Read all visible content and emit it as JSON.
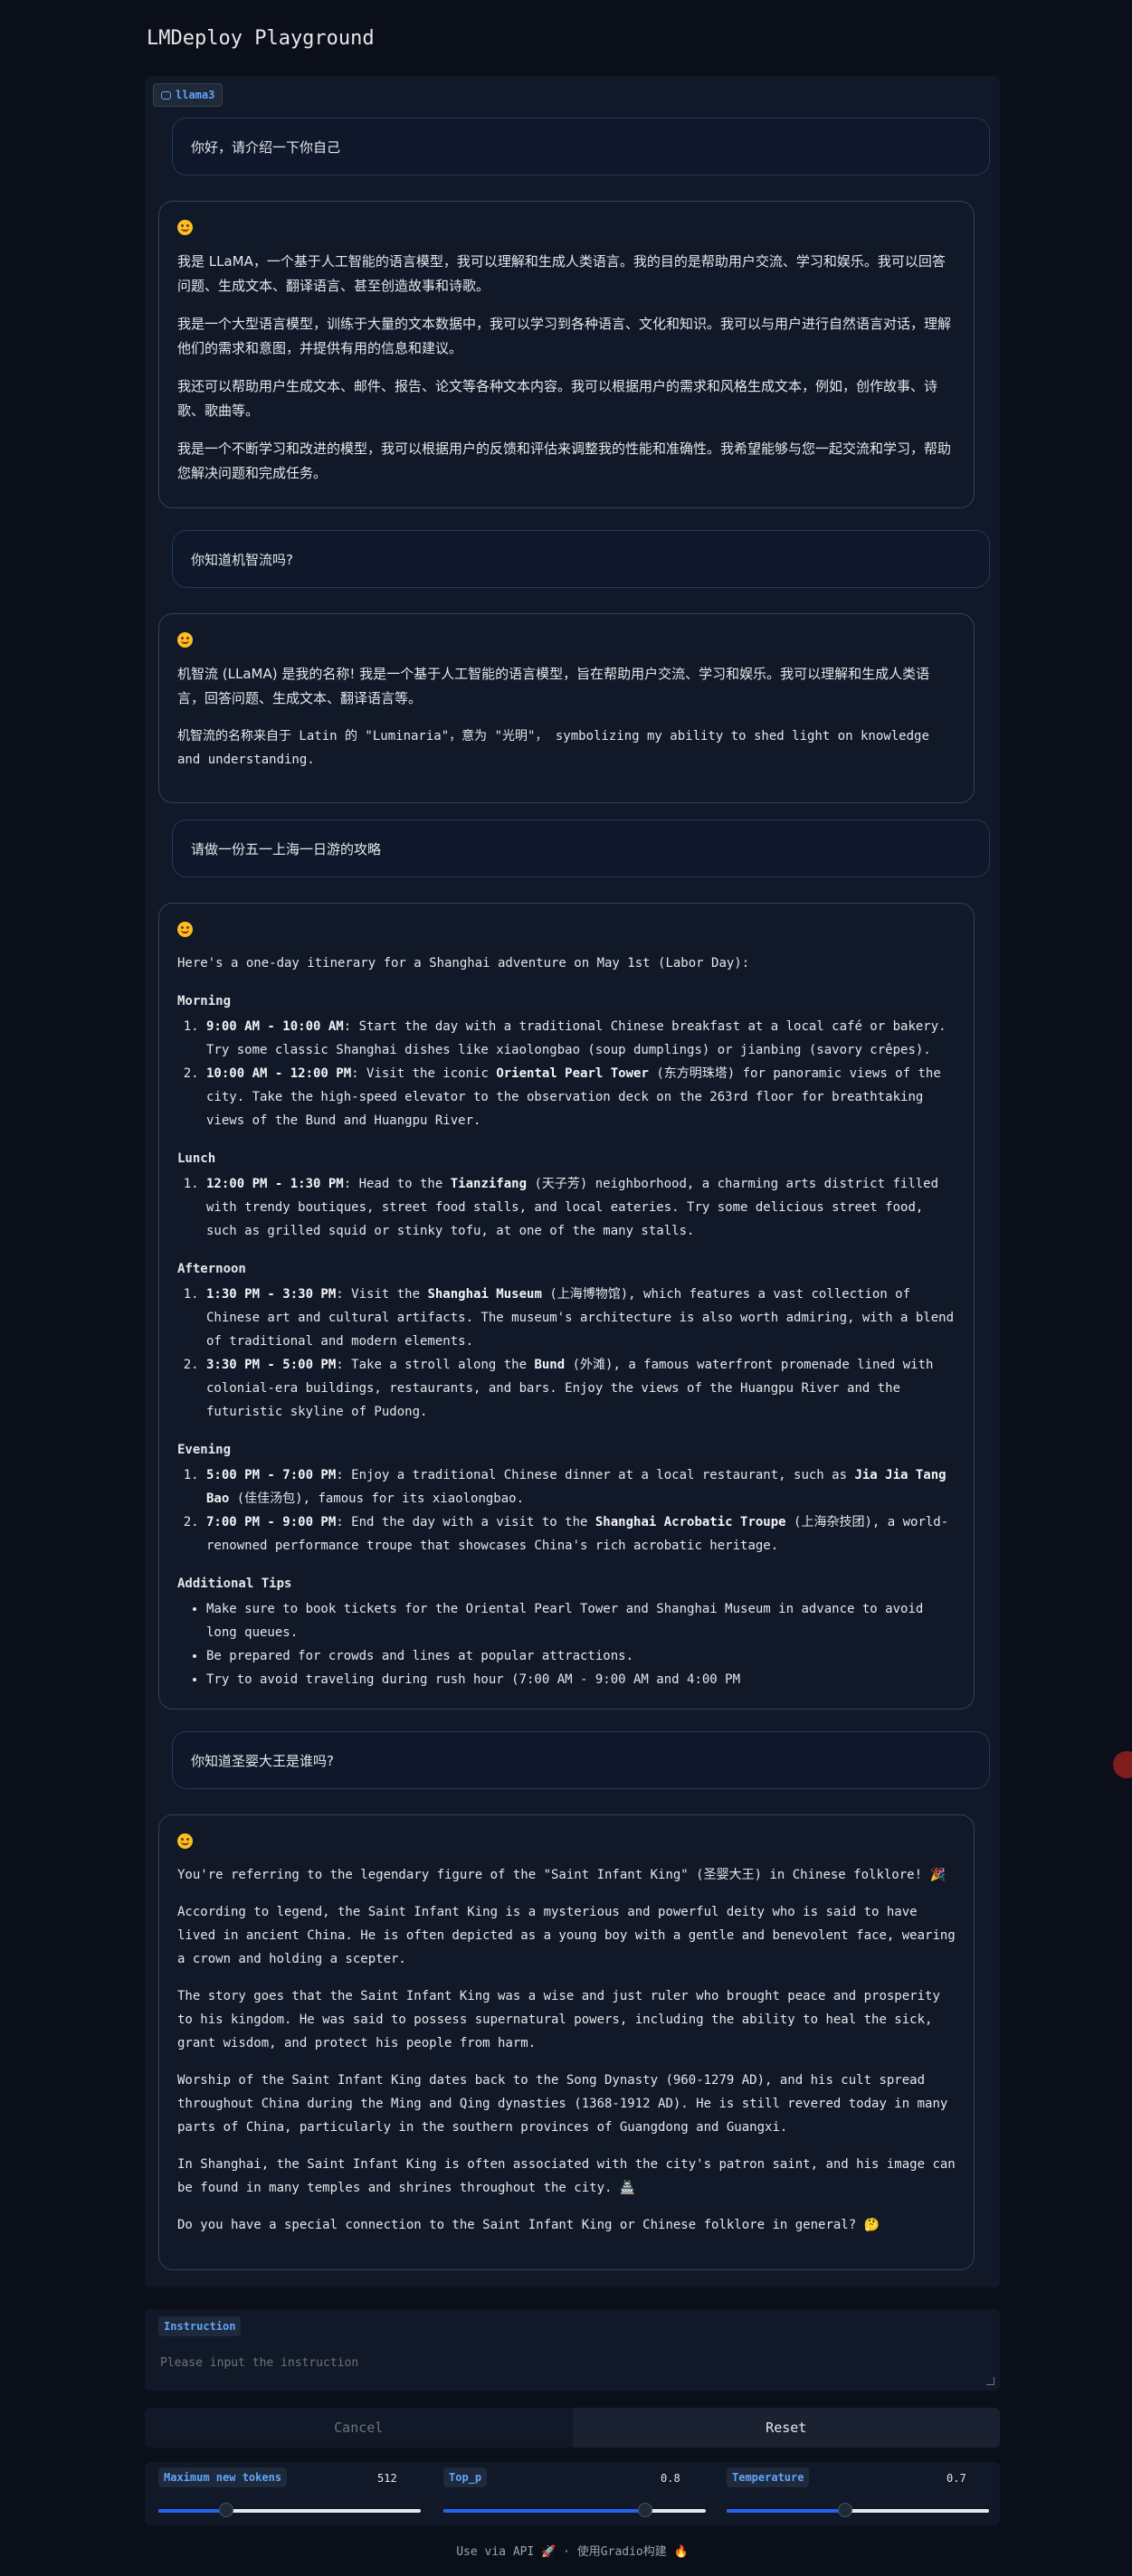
{
  "app": {
    "title": "LMDeploy Playground"
  },
  "chat": {
    "model_name": "llama3",
    "messages": [
      {
        "role": "user",
        "text": "你好，请介绍一下你自己"
      },
      {
        "role": "assistant",
        "paragraphs": [
          "我是 LLaMA，一个基于人工智能的语言模型，我可以理解和生成人类语言。我的目的是帮助用户交流、学习和娱乐。我可以回答问题、生成文本、翻译语言、甚至创造故事和诗歌。",
          "我是一个大型语言模型，训练于大量的文本数据中，我可以学习到各种语言、文化和知识。我可以与用户进行自然语言对话，理解他们的需求和意图，并提供有用的信息和建议。",
          "我还可以帮助用户生成文本、邮件、报告、论文等各种文本内容。我可以根据用户的需求和风格生成文本，例如，创作故事、诗歌、歌曲等。",
          "我是一个不断学习和改进的模型，我可以根据用户的反馈和评估来调整我的性能和准确性。我希望能够与您一起交流和学习，帮助您解决问题和完成任务。"
        ]
      },
      {
        "role": "user",
        "text": "你知道机智流吗?"
      },
      {
        "role": "assistant",
        "paragraphs": [
          "机智流 (LLaMA) 是我的名称! 我是一个基于人工智能的语言模型，旨在帮助用户交流、学习和娱乐。我可以理解和生成人类语言，回答问题、生成文本、翻译语言等。",
          "机智流的名称来自于 Latin 的 \"Luminaria\"，意为 \"光明\"， symbolizing my ability to shed light on knowledge and understanding."
        ]
      },
      {
        "role": "user",
        "text": "请做一份五一上海一日游的攻略"
      },
      {
        "role": "assistant",
        "intro": "Here's a one-day itinerary for a Shanghai adventure on May 1st (Labor Day):",
        "sections": [
          {
            "heading": "Morning",
            "items": [
              {
                "time": "9:00 AM - 10:00 AM",
                "text": ": Start the day with a traditional Chinese breakfast at a local café or bakery. Try some classic Shanghai dishes like xiaolongbao (soup dumplings) or jianbing (savory crêpes)."
              },
              {
                "time": "10:00 AM - 12:00 PM",
                "text_a": ": Visit the iconic ",
                "place": "Oriental Pearl Tower",
                "text_b": " (东方明珠塔) for panoramic views of the city. Take the high-speed elevator to the observation deck on the 263rd floor for breathtaking views of the Bund and Huangpu River."
              }
            ]
          },
          {
            "heading": "Lunch",
            "items": [
              {
                "time": "12:00 PM - 1:30 PM",
                "text_a": ": Head to the ",
                "place": "Tianzifang",
                "text_b": " (天子芳) neighborhood, a charming arts district filled with trendy boutiques, street food stalls, and local eateries. Try some delicious street food, such as grilled squid or stinky tofu, at one of the many stalls."
              }
            ]
          },
          {
            "heading": "Afternoon",
            "items": [
              {
                "time": "1:30 PM - 3:30 PM",
                "text_a": ": Visit the ",
                "place": "Shanghai Museum",
                "text_b": " (上海博物馆), which features a vast collection of Chinese art and cultural artifacts. The museum's architecture is also worth admiring, with a blend of traditional and modern elements."
              },
              {
                "time": "3:30 PM - 5:00 PM",
                "text_a": ": Take a stroll along the ",
                "place": "Bund",
                "text_b": " (外滩), a famous waterfront promenade lined with colonial-era buildings, restaurants, and bars. Enjoy the views of the Huangpu River and the futuristic skyline of Pudong."
              }
            ]
          },
          {
            "heading": "Evening",
            "items": [
              {
                "time": "5:00 PM - 7:00 PM",
                "text_a": ": Enjoy a traditional Chinese dinner at a local restaurant, such as ",
                "place": "Jia Jia Tang Bao",
                "text_b": " (佳佳汤包), famous for its xiaolongbao."
              },
              {
                "time": "7:00 PM - 9:00 PM",
                "text_a": ": End the day with a visit to the ",
                "place": "Shanghai Acrobatic Troupe",
                "text_b": " (上海杂技团), a world-renowned performance troupe that showcases China's rich acrobatic heritage."
              }
            ]
          }
        ],
        "tips_heading": "Additional Tips",
        "tips": [
          "Make sure to book tickets for the Oriental Pearl Tower and Shanghai Museum in advance to avoid long queues.",
          "Be prepared for crowds and lines at popular attractions.",
          "Try to avoid traveling during rush hour (7:00 AM - 9:00 AM and 4:00 PM"
        ]
      },
      {
        "role": "user",
        "text": "你知道圣婴大王是谁吗?"
      },
      {
        "role": "assistant",
        "paragraphs": [
          "You're referring to the legendary figure of the \"Saint Infant King\" (圣婴大王) in Chinese folklore! 🎉",
          "According to legend, the Saint Infant King is a mysterious and powerful deity who is said to have lived in ancient China. He is often depicted as a young boy with a gentle and benevolent face, wearing a crown and holding a scepter.",
          "The story goes that the Saint Infant King was a wise and just ruler who brought peace and prosperity to his kingdom. He was said to possess supernatural powers, including the ability to heal the sick, grant wisdom, and protect his people from harm.",
          "Worship of the Saint Infant King dates back to the Song Dynasty (960-1279 AD), and his cult spread throughout China during the Ming and Qing dynasties (1368-1912 AD). He is still revered today in many parts of China, particularly in the southern provinces of Guangdong and Guangxi.",
          "In Shanghai, the Saint Infant King is often associated with the city's patron saint, and his image can be found in many temples and shrines throughout the city. 🏯",
          "Do you have a special connection to the Saint Infant King or Chinese folklore in general? 🤔"
        ]
      }
    ]
  },
  "instruction": {
    "label": "Instruction",
    "placeholder": "Please input the instruction",
    "value": ""
  },
  "buttons": {
    "cancel": "Cancel",
    "reset": "Reset"
  },
  "params": {
    "max_new_tokens": {
      "label": "Maximum new tokens",
      "value": "512",
      "fraction": 0.26
    },
    "top_p": {
      "label": "Top_p",
      "value": "0.8",
      "fraction": 0.77
    },
    "temperature": {
      "label": "Temperature",
      "value": "0.7",
      "fraction": 0.45
    }
  },
  "footer": {
    "api_link": "Use via API 🚀",
    "separator": "·",
    "built_with": "使用Gradio构建 🔥"
  }
}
------------------------------------------------
SET PROBLEM: In the material above, show every line where the word "often" turns up.

ANSWER TO THE TASK:
          "According to legend, the Saint Infant King is a mysterious and powerful deity who is said to have lived in ancient China. He is often depicted as a young boy with a gentle and benevolent face, wearing a crown and holding a scepter.",
          "In Shanghai, the Saint Infant King is often associated with the city's patron saint, and his image can be found in many temples and shrines throughout the city. 🏯",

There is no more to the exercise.